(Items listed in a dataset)
◇ ◇ ◇ ◇

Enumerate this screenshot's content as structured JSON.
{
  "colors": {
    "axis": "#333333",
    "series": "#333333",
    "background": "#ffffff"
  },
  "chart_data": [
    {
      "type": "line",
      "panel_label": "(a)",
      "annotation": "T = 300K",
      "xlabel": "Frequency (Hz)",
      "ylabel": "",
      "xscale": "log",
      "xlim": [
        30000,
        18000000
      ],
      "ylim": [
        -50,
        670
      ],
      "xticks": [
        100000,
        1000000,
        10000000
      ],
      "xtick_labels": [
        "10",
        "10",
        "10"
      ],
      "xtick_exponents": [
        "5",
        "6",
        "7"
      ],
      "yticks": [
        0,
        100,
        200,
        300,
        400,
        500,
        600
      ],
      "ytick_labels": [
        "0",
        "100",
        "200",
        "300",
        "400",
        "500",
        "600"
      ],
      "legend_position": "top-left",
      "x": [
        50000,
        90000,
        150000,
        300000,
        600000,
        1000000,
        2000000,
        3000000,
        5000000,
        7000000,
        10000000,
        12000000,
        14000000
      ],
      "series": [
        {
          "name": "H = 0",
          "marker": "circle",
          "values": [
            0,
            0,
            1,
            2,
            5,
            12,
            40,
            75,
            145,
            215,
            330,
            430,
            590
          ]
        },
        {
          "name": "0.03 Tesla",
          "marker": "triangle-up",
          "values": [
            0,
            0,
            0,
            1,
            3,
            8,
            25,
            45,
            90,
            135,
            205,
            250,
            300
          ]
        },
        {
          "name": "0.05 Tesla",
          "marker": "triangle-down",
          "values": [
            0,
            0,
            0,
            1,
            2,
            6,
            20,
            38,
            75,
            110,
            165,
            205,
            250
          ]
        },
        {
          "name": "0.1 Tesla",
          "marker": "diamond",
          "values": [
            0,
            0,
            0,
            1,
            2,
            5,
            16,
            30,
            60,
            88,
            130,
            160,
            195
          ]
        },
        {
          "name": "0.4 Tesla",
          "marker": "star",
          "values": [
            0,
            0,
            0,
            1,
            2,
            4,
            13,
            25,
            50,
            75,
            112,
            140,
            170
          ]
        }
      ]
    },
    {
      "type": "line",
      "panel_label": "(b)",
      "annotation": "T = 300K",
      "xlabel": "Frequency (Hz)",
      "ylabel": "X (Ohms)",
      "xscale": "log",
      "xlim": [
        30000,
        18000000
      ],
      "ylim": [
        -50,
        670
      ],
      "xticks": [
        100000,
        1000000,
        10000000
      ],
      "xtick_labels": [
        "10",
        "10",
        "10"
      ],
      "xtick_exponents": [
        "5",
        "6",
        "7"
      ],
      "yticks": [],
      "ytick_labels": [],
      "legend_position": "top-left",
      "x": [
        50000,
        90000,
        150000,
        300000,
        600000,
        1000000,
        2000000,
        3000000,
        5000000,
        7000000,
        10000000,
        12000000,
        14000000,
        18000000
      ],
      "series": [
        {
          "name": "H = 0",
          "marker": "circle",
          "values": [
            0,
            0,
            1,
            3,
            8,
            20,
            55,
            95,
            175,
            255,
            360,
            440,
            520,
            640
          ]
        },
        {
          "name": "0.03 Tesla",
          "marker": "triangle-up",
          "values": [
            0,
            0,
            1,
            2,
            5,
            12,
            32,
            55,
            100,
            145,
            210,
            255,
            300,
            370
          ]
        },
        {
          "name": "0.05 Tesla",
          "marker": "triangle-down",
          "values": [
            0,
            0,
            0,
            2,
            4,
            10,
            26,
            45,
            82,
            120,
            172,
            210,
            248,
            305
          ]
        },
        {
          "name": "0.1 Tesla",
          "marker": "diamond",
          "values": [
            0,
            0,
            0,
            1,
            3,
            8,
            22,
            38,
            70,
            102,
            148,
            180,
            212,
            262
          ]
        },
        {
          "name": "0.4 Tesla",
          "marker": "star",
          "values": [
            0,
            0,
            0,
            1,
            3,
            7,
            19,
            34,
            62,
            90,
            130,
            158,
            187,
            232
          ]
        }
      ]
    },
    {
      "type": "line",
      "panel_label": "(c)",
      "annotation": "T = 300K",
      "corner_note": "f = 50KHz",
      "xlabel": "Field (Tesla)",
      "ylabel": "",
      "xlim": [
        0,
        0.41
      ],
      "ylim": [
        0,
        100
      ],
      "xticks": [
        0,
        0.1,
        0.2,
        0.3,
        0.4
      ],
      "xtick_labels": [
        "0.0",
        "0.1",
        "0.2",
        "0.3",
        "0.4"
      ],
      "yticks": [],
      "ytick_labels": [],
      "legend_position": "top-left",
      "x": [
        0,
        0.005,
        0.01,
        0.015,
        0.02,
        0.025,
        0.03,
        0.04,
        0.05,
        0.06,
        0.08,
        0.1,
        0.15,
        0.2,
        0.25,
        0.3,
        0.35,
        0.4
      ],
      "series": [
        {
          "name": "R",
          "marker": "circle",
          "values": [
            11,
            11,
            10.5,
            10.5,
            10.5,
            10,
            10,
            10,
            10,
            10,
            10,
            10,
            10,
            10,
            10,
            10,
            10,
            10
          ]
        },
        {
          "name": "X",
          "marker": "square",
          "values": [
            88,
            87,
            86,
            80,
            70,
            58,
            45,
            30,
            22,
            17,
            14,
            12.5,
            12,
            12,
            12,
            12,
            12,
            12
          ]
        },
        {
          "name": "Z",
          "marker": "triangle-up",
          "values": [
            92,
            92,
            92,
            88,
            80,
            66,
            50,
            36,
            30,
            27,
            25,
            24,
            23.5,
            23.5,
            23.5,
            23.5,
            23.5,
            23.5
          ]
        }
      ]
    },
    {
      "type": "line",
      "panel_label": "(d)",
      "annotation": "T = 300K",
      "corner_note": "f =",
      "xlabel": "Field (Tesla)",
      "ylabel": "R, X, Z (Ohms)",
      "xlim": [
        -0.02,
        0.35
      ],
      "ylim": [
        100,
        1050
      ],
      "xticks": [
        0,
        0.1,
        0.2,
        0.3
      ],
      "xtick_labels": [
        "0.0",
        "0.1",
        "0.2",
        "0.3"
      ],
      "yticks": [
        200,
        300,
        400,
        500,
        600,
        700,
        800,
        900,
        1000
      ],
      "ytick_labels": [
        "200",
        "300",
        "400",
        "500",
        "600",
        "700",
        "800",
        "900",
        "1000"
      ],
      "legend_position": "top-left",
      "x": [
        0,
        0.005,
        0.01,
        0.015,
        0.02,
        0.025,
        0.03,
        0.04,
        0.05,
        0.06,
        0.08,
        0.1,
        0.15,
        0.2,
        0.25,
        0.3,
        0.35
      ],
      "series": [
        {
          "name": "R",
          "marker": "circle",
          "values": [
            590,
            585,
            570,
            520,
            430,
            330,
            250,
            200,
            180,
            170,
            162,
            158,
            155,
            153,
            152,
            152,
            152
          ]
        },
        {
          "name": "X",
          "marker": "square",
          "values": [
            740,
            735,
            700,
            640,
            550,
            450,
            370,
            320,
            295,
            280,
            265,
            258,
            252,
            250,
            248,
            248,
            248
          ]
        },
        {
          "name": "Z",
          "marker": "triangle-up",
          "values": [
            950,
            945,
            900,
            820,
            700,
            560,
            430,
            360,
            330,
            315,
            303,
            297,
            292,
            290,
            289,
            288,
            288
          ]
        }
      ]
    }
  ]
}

◇ ◇ ◇ ◇

TASK DIRECTIONS → All of the entries above need to be reproduced exactly.

RESPONSE TO THIS TASK →
Enumerate this screenshot's content as structured JSON.
{
  "colors": {
    "axis": "#333333",
    "series": "#333333",
    "background": "#ffffff"
  },
  "chart_data": [
    {
      "type": "line",
      "panel_label": "(a)",
      "annotation": "T = 300K",
      "xlabel": "Frequency (Hz)",
      "ylabel": "",
      "xscale": "log",
      "xlim": [
        30000,
        18000000
      ],
      "ylim": [
        -50,
        670
      ],
      "xticks": [
        100000,
        1000000,
        10000000
      ],
      "xtick_labels": [
        "10",
        "10",
        "10"
      ],
      "xtick_exponents": [
        "5",
        "6",
        "7"
      ],
      "yticks": [
        0,
        100,
        200,
        300,
        400,
        500,
        600
      ],
      "ytick_labels": [
        "0",
        "100",
        "200",
        "300",
        "400",
        "500",
        "600"
      ],
      "legend_position": "top-left",
      "x": [
        50000,
        90000,
        150000,
        300000,
        600000,
        1000000,
        2000000,
        3000000,
        5000000,
        7000000,
        10000000,
        12000000,
        14000000
      ],
      "series": [
        {
          "name": "H = 0",
          "marker": "circle",
          "values": [
            0,
            0,
            1,
            2,
            5,
            12,
            40,
            75,
            145,
            215,
            330,
            430,
            590
          ]
        },
        {
          "name": "0.03 Tesla",
          "marker": "triangle-up",
          "values": [
            0,
            0,
            0,
            1,
            3,
            8,
            25,
            45,
            90,
            135,
            205,
            250,
            300
          ]
        },
        {
          "name": "0.05 Tesla",
          "marker": "triangle-down",
          "values": [
            0,
            0,
            0,
            1,
            2,
            6,
            20,
            38,
            75,
            110,
            165,
            205,
            250
          ]
        },
        {
          "name": "0.1 Tesla",
          "marker": "diamond",
          "values": [
            0,
            0,
            0,
            1,
            2,
            5,
            16,
            30,
            60,
            88,
            130,
            160,
            195
          ]
        },
        {
          "name": "0.4 Tesla",
          "marker": "star",
          "values": [
            0,
            0,
            0,
            1,
            2,
            4,
            13,
            25,
            50,
            75,
            112,
            140,
            170
          ]
        }
      ]
    },
    {
      "type": "line",
      "panel_label": "(b)",
      "annotation": "T = 300K",
      "xlabel": "Frequency (Hz)",
      "ylabel": "X (Ohms)",
      "xscale": "log",
      "xlim": [
        30000,
        18000000
      ],
      "ylim": [
        -50,
        670
      ],
      "xticks": [
        100000,
        1000000,
        10000000
      ],
      "xtick_labels": [
        "10",
        "10",
        "10"
      ],
      "xtick_exponents": [
        "5",
        "6",
        "7"
      ],
      "yticks": [],
      "ytick_labels": [],
      "legend_position": "top-left",
      "x": [
        50000,
        90000,
        150000,
        300000,
        600000,
        1000000,
        2000000,
        3000000,
        5000000,
        7000000,
        10000000,
        12000000,
        14000000,
        18000000
      ],
      "series": [
        {
          "name": "H = 0",
          "marker": "circle",
          "values": [
            0,
            0,
            1,
            3,
            8,
            20,
            55,
            95,
            175,
            255,
            360,
            440,
            520,
            640
          ]
        },
        {
          "name": "0.03 Tesla",
          "marker": "triangle-up",
          "values": [
            0,
            0,
            1,
            2,
            5,
            12,
            32,
            55,
            100,
            145,
            210,
            255,
            300,
            370
          ]
        },
        {
          "name": "0.05 Tesla",
          "marker": "triangle-down",
          "values": [
            0,
            0,
            0,
            2,
            4,
            10,
            26,
            45,
            82,
            120,
            172,
            210,
            248,
            305
          ]
        },
        {
          "name": "0.1 Tesla",
          "marker": "diamond",
          "values": [
            0,
            0,
            0,
            1,
            3,
            8,
            22,
            38,
            70,
            102,
            148,
            180,
            212,
            262
          ]
        },
        {
          "name": "0.4 Tesla",
          "marker": "star",
          "values": [
            0,
            0,
            0,
            1,
            3,
            7,
            19,
            34,
            62,
            90,
            130,
            158,
            187,
            232
          ]
        }
      ]
    },
    {
      "type": "line",
      "panel_label": "(c)",
      "annotation": "T = 300K",
      "corner_note": "f = 50KHz",
      "xlabel": "Field (Tesla)",
      "ylabel": "",
      "xlim": [
        0,
        0.41
      ],
      "ylim": [
        0,
        100
      ],
      "xticks": [
        0,
        0.1,
        0.2,
        0.3,
        0.4
      ],
      "xtick_labels": [
        "0.0",
        "0.1",
        "0.2",
        "0.3",
        "0.4"
      ],
      "yticks": [],
      "ytick_labels": [],
      "legend_position": "top-left",
      "x": [
        0,
        0.005,
        0.01,
        0.015,
        0.02,
        0.025,
        0.03,
        0.04,
        0.05,
        0.06,
        0.08,
        0.1,
        0.15,
        0.2,
        0.25,
        0.3,
        0.35,
        0.4
      ],
      "series": [
        {
          "name": "R",
          "marker": "circle",
          "values": [
            11,
            11,
            10.5,
            10.5,
            10.5,
            10,
            10,
            10,
            10,
            10,
            10,
            10,
            10,
            10,
            10,
            10,
            10,
            10
          ]
        },
        {
          "name": "X",
          "marker": "square",
          "values": [
            88,
            87,
            86,
            80,
            70,
            58,
            45,
            30,
            22,
            17,
            14,
            12.5,
            12,
            12,
            12,
            12,
            12,
            12
          ]
        },
        {
          "name": "Z",
          "marker": "triangle-up",
          "values": [
            92,
            92,
            92,
            88,
            80,
            66,
            50,
            36,
            30,
            27,
            25,
            24,
            23.5,
            23.5,
            23.5,
            23.5,
            23.5,
            23.5
          ]
        }
      ]
    },
    {
      "type": "line",
      "panel_label": "(d)",
      "annotation": "T = 300K",
      "corner_note": "f =",
      "xlabel": "Field (Tesla)",
      "ylabel": "R, X, Z (Ohms)",
      "xlim": [
        -0.02,
        0.35
      ],
      "ylim": [
        100,
        1050
      ],
      "xticks": [
        0,
        0.1,
        0.2,
        0.3
      ],
      "xtick_labels": [
        "0.0",
        "0.1",
        "0.2",
        "0.3"
      ],
      "yticks": [
        200,
        300,
        400,
        500,
        600,
        700,
        800,
        900,
        1000
      ],
      "ytick_labels": [
        "200",
        "300",
        "400",
        "500",
        "600",
        "700",
        "800",
        "900",
        "1000"
      ],
      "legend_position": "top-left",
      "x": [
        0,
        0.005,
        0.01,
        0.015,
        0.02,
        0.025,
        0.03,
        0.04,
        0.05,
        0.06,
        0.08,
        0.1,
        0.15,
        0.2,
        0.25,
        0.3,
        0.35
      ],
      "series": [
        {
          "name": "R",
          "marker": "circle",
          "values": [
            590,
            585,
            570,
            520,
            430,
            330,
            250,
            200,
            180,
            170,
            162,
            158,
            155,
            153,
            152,
            152,
            152
          ]
        },
        {
          "name": "X",
          "marker": "square",
          "values": [
            740,
            735,
            700,
            640,
            550,
            450,
            370,
            320,
            295,
            280,
            265,
            258,
            252,
            250,
            248,
            248,
            248
          ]
        },
        {
          "name": "Z",
          "marker": "triangle-up",
          "values": [
            950,
            945,
            900,
            820,
            700,
            560,
            430,
            360,
            330,
            315,
            303,
            297,
            292,
            290,
            289,
            288,
            288
          ]
        }
      ]
    }
  ]
}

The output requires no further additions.